>> START Data for this exercise

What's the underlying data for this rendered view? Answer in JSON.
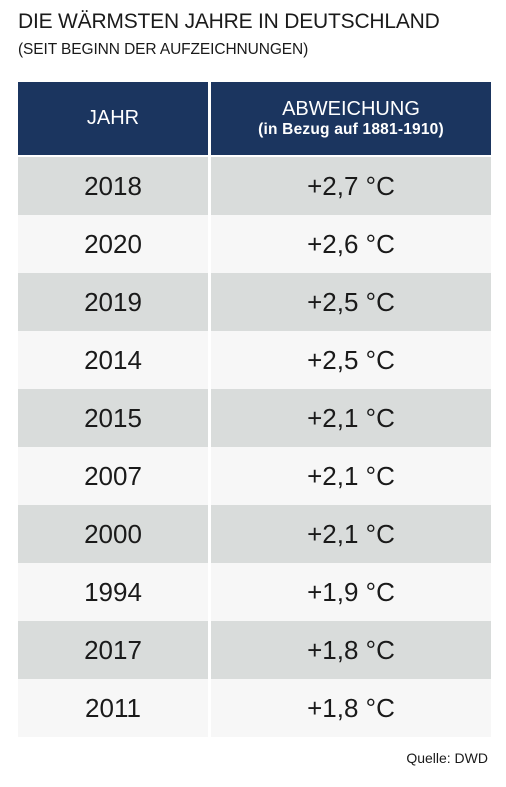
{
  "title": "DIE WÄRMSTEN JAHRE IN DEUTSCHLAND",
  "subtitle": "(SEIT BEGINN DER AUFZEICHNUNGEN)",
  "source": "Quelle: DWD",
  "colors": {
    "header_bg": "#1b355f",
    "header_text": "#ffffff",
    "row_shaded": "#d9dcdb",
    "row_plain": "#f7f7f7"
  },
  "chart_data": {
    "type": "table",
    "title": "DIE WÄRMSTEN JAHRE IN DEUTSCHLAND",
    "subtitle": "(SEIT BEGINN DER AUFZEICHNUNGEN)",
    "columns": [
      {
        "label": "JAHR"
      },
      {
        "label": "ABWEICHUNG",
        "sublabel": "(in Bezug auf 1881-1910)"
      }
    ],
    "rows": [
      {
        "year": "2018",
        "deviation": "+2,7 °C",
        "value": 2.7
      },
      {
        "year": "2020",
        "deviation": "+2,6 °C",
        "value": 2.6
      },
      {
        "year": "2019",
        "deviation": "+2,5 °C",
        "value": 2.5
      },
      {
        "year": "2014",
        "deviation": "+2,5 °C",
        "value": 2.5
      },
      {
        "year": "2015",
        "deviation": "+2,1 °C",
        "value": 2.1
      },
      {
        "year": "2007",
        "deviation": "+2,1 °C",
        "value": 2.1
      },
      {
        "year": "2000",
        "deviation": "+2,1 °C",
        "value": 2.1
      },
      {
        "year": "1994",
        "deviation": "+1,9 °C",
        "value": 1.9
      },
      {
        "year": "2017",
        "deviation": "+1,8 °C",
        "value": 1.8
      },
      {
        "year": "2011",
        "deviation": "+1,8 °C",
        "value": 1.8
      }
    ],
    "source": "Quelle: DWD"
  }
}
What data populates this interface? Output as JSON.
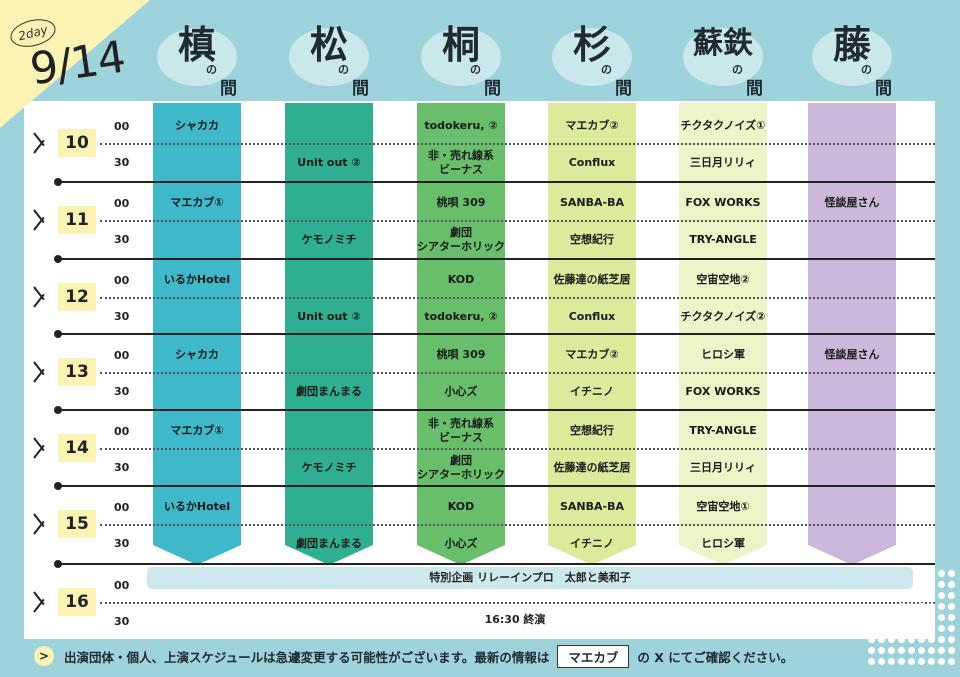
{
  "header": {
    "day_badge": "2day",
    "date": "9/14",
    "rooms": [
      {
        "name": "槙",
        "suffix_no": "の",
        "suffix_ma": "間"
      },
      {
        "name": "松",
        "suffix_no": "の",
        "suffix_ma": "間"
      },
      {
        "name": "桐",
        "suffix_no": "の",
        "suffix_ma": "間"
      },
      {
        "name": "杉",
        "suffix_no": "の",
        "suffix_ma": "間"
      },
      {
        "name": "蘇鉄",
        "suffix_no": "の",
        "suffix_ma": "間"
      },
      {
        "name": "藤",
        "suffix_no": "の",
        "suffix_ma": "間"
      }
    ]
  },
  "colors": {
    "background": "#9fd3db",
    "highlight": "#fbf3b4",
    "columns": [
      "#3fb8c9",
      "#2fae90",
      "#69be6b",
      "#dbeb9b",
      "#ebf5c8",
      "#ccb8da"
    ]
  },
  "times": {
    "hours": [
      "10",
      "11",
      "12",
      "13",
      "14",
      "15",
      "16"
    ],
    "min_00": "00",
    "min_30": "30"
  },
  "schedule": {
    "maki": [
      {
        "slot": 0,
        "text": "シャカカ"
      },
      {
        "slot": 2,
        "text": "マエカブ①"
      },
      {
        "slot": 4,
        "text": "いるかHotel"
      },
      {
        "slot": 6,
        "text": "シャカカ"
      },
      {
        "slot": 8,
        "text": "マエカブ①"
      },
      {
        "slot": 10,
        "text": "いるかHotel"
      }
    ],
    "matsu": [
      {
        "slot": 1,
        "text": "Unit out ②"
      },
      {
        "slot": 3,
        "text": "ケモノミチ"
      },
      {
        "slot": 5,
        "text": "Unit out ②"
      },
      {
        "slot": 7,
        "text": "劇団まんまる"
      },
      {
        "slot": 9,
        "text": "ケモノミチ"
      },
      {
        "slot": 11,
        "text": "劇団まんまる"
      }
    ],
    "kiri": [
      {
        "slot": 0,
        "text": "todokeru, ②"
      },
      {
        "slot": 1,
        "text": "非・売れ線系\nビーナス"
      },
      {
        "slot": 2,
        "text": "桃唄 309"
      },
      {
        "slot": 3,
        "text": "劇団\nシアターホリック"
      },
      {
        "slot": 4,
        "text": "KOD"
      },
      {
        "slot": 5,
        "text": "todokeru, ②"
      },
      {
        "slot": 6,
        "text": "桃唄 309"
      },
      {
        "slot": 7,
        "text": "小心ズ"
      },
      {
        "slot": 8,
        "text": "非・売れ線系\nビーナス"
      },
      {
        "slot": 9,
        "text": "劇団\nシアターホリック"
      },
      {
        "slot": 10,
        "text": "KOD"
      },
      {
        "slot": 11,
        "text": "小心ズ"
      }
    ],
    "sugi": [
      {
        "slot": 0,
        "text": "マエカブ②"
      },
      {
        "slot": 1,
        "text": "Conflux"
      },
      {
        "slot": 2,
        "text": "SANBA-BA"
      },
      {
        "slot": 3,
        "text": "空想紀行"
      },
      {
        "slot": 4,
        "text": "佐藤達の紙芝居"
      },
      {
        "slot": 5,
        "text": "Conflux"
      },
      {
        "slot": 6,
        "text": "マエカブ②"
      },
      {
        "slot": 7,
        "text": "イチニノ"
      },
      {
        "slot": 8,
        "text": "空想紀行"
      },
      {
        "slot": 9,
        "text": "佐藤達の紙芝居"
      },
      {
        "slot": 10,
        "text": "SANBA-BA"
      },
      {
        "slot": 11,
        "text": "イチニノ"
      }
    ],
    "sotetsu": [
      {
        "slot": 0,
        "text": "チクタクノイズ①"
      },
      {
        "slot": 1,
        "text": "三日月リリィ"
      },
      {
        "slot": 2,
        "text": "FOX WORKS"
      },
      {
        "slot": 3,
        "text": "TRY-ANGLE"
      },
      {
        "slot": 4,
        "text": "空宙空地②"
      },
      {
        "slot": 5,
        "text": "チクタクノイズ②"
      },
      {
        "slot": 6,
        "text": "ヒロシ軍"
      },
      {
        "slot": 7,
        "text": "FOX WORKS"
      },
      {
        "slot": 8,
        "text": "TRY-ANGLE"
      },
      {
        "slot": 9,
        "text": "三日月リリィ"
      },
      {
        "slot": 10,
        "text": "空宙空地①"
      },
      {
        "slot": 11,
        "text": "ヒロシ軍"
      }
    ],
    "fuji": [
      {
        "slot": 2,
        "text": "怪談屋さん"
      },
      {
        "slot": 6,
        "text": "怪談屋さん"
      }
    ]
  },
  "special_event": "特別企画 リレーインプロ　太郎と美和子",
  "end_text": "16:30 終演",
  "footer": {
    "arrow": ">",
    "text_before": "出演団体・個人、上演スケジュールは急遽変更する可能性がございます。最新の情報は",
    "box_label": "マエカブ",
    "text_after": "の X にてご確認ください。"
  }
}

>> END Data for this exercise

Repeat the data exactly in full, omitting its pictures.

[Response to the task]:
What's the underlying data for this rendered view? Answer in JSON.
{
  "title": "DIE WÄRMSTEN JAHRE IN DEUTSCHLAND",
  "subtitle": "(SEIT BEGINN DER AUFZEICHNUNGEN)",
  "source": "Quelle: DWD",
  "colors": {
    "header_bg": "#1b355f",
    "header_text": "#ffffff",
    "row_shaded": "#d9dcdb",
    "row_plain": "#f7f7f7"
  },
  "chart_data": {
    "type": "table",
    "title": "DIE WÄRMSTEN JAHRE IN DEUTSCHLAND",
    "subtitle": "(SEIT BEGINN DER AUFZEICHNUNGEN)",
    "columns": [
      {
        "label": "JAHR"
      },
      {
        "label": "ABWEICHUNG",
        "sublabel": "(in Bezug auf 1881-1910)"
      }
    ],
    "rows": [
      {
        "year": "2018",
        "deviation": "+2,7 °C",
        "value": 2.7
      },
      {
        "year": "2020",
        "deviation": "+2,6 °C",
        "value": 2.6
      },
      {
        "year": "2019",
        "deviation": "+2,5 °C",
        "value": 2.5
      },
      {
        "year": "2014",
        "deviation": "+2,5 °C",
        "value": 2.5
      },
      {
        "year": "2015",
        "deviation": "+2,1 °C",
        "value": 2.1
      },
      {
        "year": "2007",
        "deviation": "+2,1 °C",
        "value": 2.1
      },
      {
        "year": "2000",
        "deviation": "+2,1 °C",
        "value": 2.1
      },
      {
        "year": "1994",
        "deviation": "+1,9 °C",
        "value": 1.9
      },
      {
        "year": "2017",
        "deviation": "+1,8 °C",
        "value": 1.8
      },
      {
        "year": "2011",
        "deviation": "+1,8 °C",
        "value": 1.8
      }
    ],
    "source": "Quelle: DWD"
  }
}
What data populates this interface? Output as JSON.
{
  "header": {
    "day_badge": "2day",
    "date": "9/14",
    "rooms": [
      {
        "name": "槙",
        "suffix_no": "の",
        "suffix_ma": "間"
      },
      {
        "name": "松",
        "suffix_no": "の",
        "suffix_ma": "間"
      },
      {
        "name": "桐",
        "suffix_no": "の",
        "suffix_ma": "間"
      },
      {
        "name": "杉",
        "suffix_no": "の",
        "suffix_ma": "間"
      },
      {
        "name": "蘇鉄",
        "suffix_no": "の",
        "suffix_ma": "間"
      },
      {
        "name": "藤",
        "suffix_no": "の",
        "suffix_ma": "間"
      }
    ]
  },
  "colors": {
    "background": "#9fd3db",
    "highlight": "#fbf3b4",
    "columns": [
      "#3fb8c9",
      "#2fae90",
      "#69be6b",
      "#dbeb9b",
      "#ebf5c8",
      "#ccb8da"
    ]
  },
  "times": {
    "hours": [
      "10",
      "11",
      "12",
      "13",
      "14",
      "15",
      "16"
    ],
    "min_00": "00",
    "min_30": "30"
  },
  "schedule": {
    "maki": [
      {
        "slot": 0,
        "text": "シャカカ"
      },
      {
        "slot": 2,
        "text": "マエカブ①"
      },
      {
        "slot": 4,
        "text": "いるかHotel"
      },
      {
        "slot": 6,
        "text": "シャカカ"
      },
      {
        "slot": 8,
        "text": "マエカブ①"
      },
      {
        "slot": 10,
        "text": "いるかHotel"
      }
    ],
    "matsu": [
      {
        "slot": 1,
        "text": "Unit out ②"
      },
      {
        "slot": 3,
        "text": "ケモノミチ"
      },
      {
        "slot": 5,
        "text": "Unit out ②"
      },
      {
        "slot": 7,
        "text": "劇団まんまる"
      },
      {
        "slot": 9,
        "text": "ケモノミチ"
      },
      {
        "slot": 11,
        "text": "劇団まんまる"
      }
    ],
    "kiri": [
      {
        "slot": 0,
        "text": "todokeru, ②"
      },
      {
        "slot": 1,
        "text": "非・売れ線系\nビーナス"
      },
      {
        "slot": 2,
        "text": "桃唄 309"
      },
      {
        "slot": 3,
        "text": "劇団\nシアターホリック"
      },
      {
        "slot": 4,
        "text": "KOD"
      },
      {
        "slot": 5,
        "text": "todokeru, ②"
      },
      {
        "slot": 6,
        "text": "桃唄 309"
      },
      {
        "slot": 7,
        "text": "小心ズ"
      },
      {
        "slot": 8,
        "text": "非・売れ線系\nビーナス"
      },
      {
        "slot": 9,
        "text": "劇団\nシアターホリック"
      },
      {
        "slot": 10,
        "text": "KOD"
      },
      {
        "slot": 11,
        "text": "小心ズ"
      }
    ],
    "sugi": [
      {
        "slot": 0,
        "text": "マエカブ②"
      },
      {
        "slot": 1,
        "text": "Conflux"
      },
      {
        "slot": 2,
        "text": "SANBA-BA"
      },
      {
        "slot": 3,
        "text": "空想紀行"
      },
      {
        "slot": 4,
        "text": "佐藤達の紙芝居"
      },
      {
        "slot": 5,
        "text": "Conflux"
      },
      {
        "slot": 6,
        "text": "マエカブ②"
      },
      {
        "slot": 7,
        "text": "イチニノ"
      },
      {
        "slot": 8,
        "text": "空想紀行"
      },
      {
        "slot": 9,
        "text": "佐藤達の紙芝居"
      },
      {
        "slot": 10,
        "text": "SANBA-BA"
      },
      {
        "slot": 11,
        "text": "イチニノ"
      }
    ],
    "sotetsu": [
      {
        "slot": 0,
        "text": "チクタクノイズ①"
      },
      {
        "slot": 1,
        "text": "三日月リリィ"
      },
      {
        "slot": 2,
        "text": "FOX WORKS"
      },
      {
        "slot": 3,
        "text": "TRY-ANGLE"
      },
      {
        "slot": 4,
        "text": "空宙空地②"
      },
      {
        "slot": 5,
        "text": "チクタクノイズ②"
      },
      {
        "slot": 6,
        "text": "ヒロシ軍"
      },
      {
        "slot": 7,
        "text": "FOX WORKS"
      },
      {
        "slot": 8,
        "text": "TRY-ANGLE"
      },
      {
        "slot": 9,
        "text": "三日月リリィ"
      },
      {
        "slot": 10,
        "text": "空宙空地①"
      },
      {
        "slot": 11,
        "text": "ヒロシ軍"
      }
    ],
    "fuji": [
      {
        "slot": 2,
        "text": "怪談屋さん"
      },
      {
        "slot": 6,
        "text": "怪談屋さん"
      }
    ]
  },
  "special_event": "特別企画 リレーインプロ　太郎と美和子",
  "end_text": "16:30 終演",
  "footer": {
    "arrow": ">",
    "text_before": "出演団体・個人、上演スケジュールは急遽変更する可能性がございます。最新の情報は",
    "box_label": "マエカブ",
    "text_after": "の X にてご確認ください。"
  }
}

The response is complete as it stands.